== DATA RECORDS
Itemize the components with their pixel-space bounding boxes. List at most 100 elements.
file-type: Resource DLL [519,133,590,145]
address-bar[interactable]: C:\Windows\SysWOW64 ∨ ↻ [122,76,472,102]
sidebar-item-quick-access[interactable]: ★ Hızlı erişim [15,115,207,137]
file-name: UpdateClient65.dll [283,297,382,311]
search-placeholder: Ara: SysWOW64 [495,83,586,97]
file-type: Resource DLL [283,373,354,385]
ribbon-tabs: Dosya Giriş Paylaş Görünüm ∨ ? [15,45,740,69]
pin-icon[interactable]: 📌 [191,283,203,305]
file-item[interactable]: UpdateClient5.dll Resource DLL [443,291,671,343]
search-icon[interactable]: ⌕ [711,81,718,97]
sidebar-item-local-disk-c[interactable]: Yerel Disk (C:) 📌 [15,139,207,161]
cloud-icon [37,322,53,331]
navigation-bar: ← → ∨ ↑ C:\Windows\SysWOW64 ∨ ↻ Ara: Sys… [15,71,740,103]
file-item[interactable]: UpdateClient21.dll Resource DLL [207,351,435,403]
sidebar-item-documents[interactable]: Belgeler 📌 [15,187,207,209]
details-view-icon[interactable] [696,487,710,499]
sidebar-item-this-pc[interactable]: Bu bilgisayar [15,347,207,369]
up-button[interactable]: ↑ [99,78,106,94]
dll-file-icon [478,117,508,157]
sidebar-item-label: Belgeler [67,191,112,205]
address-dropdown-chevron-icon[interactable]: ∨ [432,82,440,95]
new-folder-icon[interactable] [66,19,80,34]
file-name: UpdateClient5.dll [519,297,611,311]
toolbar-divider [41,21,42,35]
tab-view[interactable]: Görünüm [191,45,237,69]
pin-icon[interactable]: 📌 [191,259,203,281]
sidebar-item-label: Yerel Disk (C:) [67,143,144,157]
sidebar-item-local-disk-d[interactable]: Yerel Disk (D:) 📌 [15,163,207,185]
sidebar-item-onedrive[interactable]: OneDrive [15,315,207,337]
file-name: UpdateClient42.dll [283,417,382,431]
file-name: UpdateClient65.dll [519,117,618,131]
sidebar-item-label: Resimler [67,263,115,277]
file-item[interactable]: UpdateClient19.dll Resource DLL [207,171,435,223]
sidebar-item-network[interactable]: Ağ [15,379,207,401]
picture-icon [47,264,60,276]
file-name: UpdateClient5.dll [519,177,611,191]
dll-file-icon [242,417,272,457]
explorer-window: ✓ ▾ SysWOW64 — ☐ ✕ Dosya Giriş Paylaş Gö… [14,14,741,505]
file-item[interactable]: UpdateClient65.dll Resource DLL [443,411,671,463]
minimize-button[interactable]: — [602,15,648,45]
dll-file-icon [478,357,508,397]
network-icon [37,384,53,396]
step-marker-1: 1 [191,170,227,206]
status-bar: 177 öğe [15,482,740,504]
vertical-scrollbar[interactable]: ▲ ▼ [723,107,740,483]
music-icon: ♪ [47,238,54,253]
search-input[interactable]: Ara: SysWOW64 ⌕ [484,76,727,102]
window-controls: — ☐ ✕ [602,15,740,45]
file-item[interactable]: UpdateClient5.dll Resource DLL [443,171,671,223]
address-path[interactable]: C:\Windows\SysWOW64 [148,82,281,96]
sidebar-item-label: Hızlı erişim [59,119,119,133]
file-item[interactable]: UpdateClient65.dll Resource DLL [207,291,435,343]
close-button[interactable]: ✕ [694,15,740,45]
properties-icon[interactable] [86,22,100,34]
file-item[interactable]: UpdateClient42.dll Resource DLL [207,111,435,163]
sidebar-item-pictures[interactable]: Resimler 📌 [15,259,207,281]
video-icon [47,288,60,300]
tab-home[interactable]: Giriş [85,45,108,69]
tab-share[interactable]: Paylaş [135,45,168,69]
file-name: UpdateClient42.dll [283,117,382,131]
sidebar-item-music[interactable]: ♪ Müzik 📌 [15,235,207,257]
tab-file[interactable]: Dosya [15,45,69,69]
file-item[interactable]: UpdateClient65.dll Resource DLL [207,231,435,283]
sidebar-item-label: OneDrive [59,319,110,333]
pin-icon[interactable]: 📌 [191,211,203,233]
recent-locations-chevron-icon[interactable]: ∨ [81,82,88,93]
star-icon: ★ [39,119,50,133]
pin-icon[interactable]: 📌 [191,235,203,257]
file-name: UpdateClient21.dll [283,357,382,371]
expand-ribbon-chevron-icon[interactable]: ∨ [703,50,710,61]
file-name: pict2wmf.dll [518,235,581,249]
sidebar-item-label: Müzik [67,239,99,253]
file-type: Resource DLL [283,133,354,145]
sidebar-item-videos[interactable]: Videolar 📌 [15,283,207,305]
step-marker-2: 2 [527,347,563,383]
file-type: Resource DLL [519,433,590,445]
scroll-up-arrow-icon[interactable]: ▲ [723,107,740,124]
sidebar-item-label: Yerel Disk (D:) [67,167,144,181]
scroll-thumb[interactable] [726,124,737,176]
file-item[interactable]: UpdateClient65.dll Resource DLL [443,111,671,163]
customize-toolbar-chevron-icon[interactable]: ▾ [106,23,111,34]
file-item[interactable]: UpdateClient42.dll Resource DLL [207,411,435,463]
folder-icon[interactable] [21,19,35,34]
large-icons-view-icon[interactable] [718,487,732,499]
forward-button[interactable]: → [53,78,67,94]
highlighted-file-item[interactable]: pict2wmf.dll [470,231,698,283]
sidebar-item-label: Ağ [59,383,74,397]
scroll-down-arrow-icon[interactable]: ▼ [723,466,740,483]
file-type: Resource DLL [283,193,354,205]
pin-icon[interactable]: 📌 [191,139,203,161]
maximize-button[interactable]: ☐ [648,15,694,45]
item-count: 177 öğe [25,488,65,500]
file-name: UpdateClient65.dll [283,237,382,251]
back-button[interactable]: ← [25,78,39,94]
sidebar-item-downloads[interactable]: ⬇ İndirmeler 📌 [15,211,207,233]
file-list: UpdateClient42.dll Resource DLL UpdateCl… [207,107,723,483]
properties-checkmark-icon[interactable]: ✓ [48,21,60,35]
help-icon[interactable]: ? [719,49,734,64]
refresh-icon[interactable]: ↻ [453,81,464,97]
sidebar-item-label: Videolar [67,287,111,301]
====
(TASK DESCRIPTION): Turn every line of the records above into a Markdown table with two columns, Row and Entry. Leave out blank lines.

(ANSWER TO THE PROBLEM):
| Row | Entry |
|---|---|
| 1 | Itemize the components with their pixel-space bounding boxes. List at most 100 elements. |
| 2 | file-type: Resource DLL [519,133,590,145] |
| 3 | address-bar[interactable]: C:\Windows\SysWOW64 ∨ ↻ [122,76,472,102] |
| 4 | sidebar-item-quick-access[interactable]: ★ Hızlı erişim [15,115,207,137] |
| 5 | file-name: UpdateClient65.dll [283,297,382,311] |
| 6 | search-placeholder: Ara: SysWOW64 [495,83,586,97] |
| 7 | file-type: Resource DLL [283,373,354,385] |
| 8 | ribbon-tabs: Dosya Giriş Paylaş Görünüm ∨ ? [15,45,740,69] |
| 9 | pin-icon[interactable]: 📌 [191,283,203,305] |
| 10 | file-item[interactable]: UpdateClient5.dll Resource DLL [443,291,671,343] |
| 11 | search-icon[interactable]: ⌕ [711,81,718,97] |
| 12 | sidebar-item-local-disk-c[interactable]: Yerel Disk (C:) 📌 [15,139,207,161] |
| 13 | cloud-icon [37,322,53,331] |
| 14 | navigation-bar: ← → ∨ ↑ C:\Windows\SysWOW64 ∨ ↻ Ara: Sys… [15,71,740,103] |
| 15 | file-item[interactable]: UpdateClient21.dll Resource DLL [207,351,435,403] |
| 16 | sidebar-item-documents[interactable]: Belgeler 📌 [15,187,207,209] |
| 17 | details-view-icon[interactable] [696,487,710,499] |
| 18 | sidebar-item-this-pc[interactable]: Bu bilgisayar [15,347,207,369] |
| 19 | up-button[interactable]: ↑ [99,78,106,94] |
| 20 | dll-file-icon [478,117,508,157] |
| 21 | sidebar-item-label: Belgeler [67,191,112,205] |
| 22 | address-dropdown-chevron-icon[interactable]: ∨ [432,82,440,95] |
| 23 | new-folder-icon[interactable] [66,19,80,34] |
| 24 | file-name: UpdateClient5.dll [519,297,611,311] |
| 25 | toolbar-divider [41,21,42,35] |
| 26 | tab-view[interactable]: Görünüm [191,45,237,69] |
| 27 | pin-icon[interactable]: 📌 [191,259,203,281] |
| 28 | sidebar-item-label: Yerel Disk (C:) [67,143,144,157] |
| 29 | sidebar-item-local-disk-d[interactable]: Yerel Disk (D:) 📌 [15,163,207,185] |
| 30 | sidebar-item-onedrive[interactable]: OneDrive [15,315,207,337] |
| 31 | file-name: UpdateClient42.dll [283,417,382,431] |
| 32 | file-name: UpdateClient65.dll [519,117,618,131] |
| 33 | sidebar-item-label: Resimler [67,263,115,277] |
| 34 | file-item[interactable]: UpdateClient19.dll Resource DLL [207,171,435,223] |
| 35 | sidebar-item-network[interactable]: Ağ [15,379,207,401] |
| 36 | picture-icon [47,264,60,276] |
| 37 | file-name: UpdateClient5.dll [519,177,611,191] |
| 38 | dll-file-icon [242,417,272,457] |
| 39 | explorer-window: ✓ ▾ SysWOW64 — ☐ ✕ Dosya Giriş Paylaş Gö… [14,14,741,505] |
| 40 | file-item[interactable]: UpdateClient65.dll Resource DLL [443,411,671,463] |
| 41 | minimize-button[interactable]: — [602,15,648,45] |
| 42 | dll-file-icon [478,357,508,397] |
| 43 | network-icon [37,384,53,396] |
| 44 | step-marker-1: 1 [191,170,227,206] |
| 45 | status-bar: 177 öğe [15,482,740,504] |
| 46 | vertical-scrollbar[interactable]: ▲ ▼ [723,107,740,483] |
| 47 | music-icon: ♪ [47,238,54,253] |
| 48 | search-input[interactable]: Ara: SysWOW64 ⌕ [484,76,727,102] |
| 49 | window-controls: — ☐ ✕ [602,15,740,45] |
| 50 | file-item[interactable]: UpdateClient5.dll Resource DLL [443,171,671,223] |
| 51 | address-path[interactable]: C:\Windows\SysWOW64 [148,82,281,96] |
| 52 | sidebar-item-label: Hızlı erişim [59,119,119,133] |
| 53 | file-item[interactable]: UpdateClient65.dll Resource DLL [207,291,435,343] |
| 54 | close-button[interactable]: ✕ [694,15,740,45] |
| 55 | properties-icon[interactable] [86,22,100,34] |
| 56 | file-item[interactable]: UpdateClient42.dll Resource DLL [207,111,435,163] |
| 57 | sidebar-item-pictures[interactable]: Resimler 📌 [15,259,207,281] |
| 58 | video-icon [47,288,60,300] |
| 59 | tab-home[interactable]: Giriş [85,45,108,69] |
| 60 | tab-share[interactable]: Paylaş [135,45,168,69] |
| 61 | file-name: UpdateClient42.dll [283,117,382,131] |
| 62 | sidebar-item-music[interactable]: ♪ Müzik 📌 [15,235,207,257] |
| 63 | tab-file[interactable]: Dosya [15,45,69,69] |
| 64 | file-item[interactable]: UpdateClient65.dll Resource DLL [207,231,435,283] |
| 65 | sidebar-item-label: OneDrive [59,319,110,333] |
| 66 | pin-icon[interactable]: 📌 [191,211,203,233] |
| 67 | recent-locations-chevron-icon[interactable]: ∨ [81,82,88,93] |
| 68 | star-icon: ★ [39,119,50,133] |
| 69 | pin-icon[interactable]: 📌 [191,235,203,257] |
| 70 | file-name: UpdateClient21.dll [283,357,382,371] |
| 71 | expand-ribbon-chevron-icon[interactable]: ∨ [703,50,710,61] |
| 72 | file-name: pict2wmf.dll [518,235,581,249] |
| 73 | sidebar-item-label: Müzik [67,239,99,253] |
| 74 | file-type: Resource DLL [283,133,354,145] |
| 75 | sidebar-item-videos[interactable]: Videolar 📌 [15,283,207,305] |
| 76 | step-marker-2: 2 [527,347,563,383] |
| 77 | file-type: Resource DLL [519,433,590,445] |
| 78 | scroll-up-arrow-icon[interactable]: ▲ [723,107,740,124] |
| 79 | sidebar-item-label: Yerel Disk (D:) [67,167,144,181] |
| 80 | scroll-thumb[interactable] [726,124,737,176] |
| 81 | file-item[interactable]: UpdateClient65.dll Resource DLL [443,111,671,163] |
| 82 | customize-toolbar-chevron-icon[interactable]: ▾ [106,23,111,34] |
| 83 | file-item[interactable]: UpdateClient42.dll Resource DLL [207,411,435,463] |
| 84 | folder-icon[interactable] [21,19,35,34] |
| 85 | large-icons-view-icon[interactable] [718,487,732,499] |
| 86 | forward-button[interactable]: → [53,78,67,94] |
| 87 | highlighted-file-item[interactable]: pict2wmf.dll [470,231,698,283] |
| 88 | sidebar-item-label: Ağ [59,383,74,397] |
| 89 | scroll-down-arrow-icon[interactable]: ▼ [723,466,740,483] |
| 90 | file-type: Resource DLL [283,193,354,205] |
| 91 | pin-icon[interactable]: 📌 [191,139,203,161] |
| 92 | maximize-button[interactable]: ☐ [648,15,694,45] |
| 93 | item-count: 177 öğe [25,488,65,500] |
| 94 | file-name: UpdateClient65.dll [283,237,382,251] |
| 95 | back-button[interactable]: ← [25,78,39,94] |
| 96 | sidebar-item-downloads[interactable]: ⬇ İndirmeler 📌 [15,211,207,233] |
| 97 | file-list: UpdateClient42.dll Resource DLL UpdateCl… [207,107,723,483] |
| 98 | properties-checkmark-icon[interactable]: ✓ [48,21,60,35] |
| 99 | help-icon[interactable]: ? [719,49,734,64] |
| 100 | refresh-icon[interactable]: ↻ [453,81,464,97] |
| 101 | sidebar-item-label: Videolar [67,287,111,301] |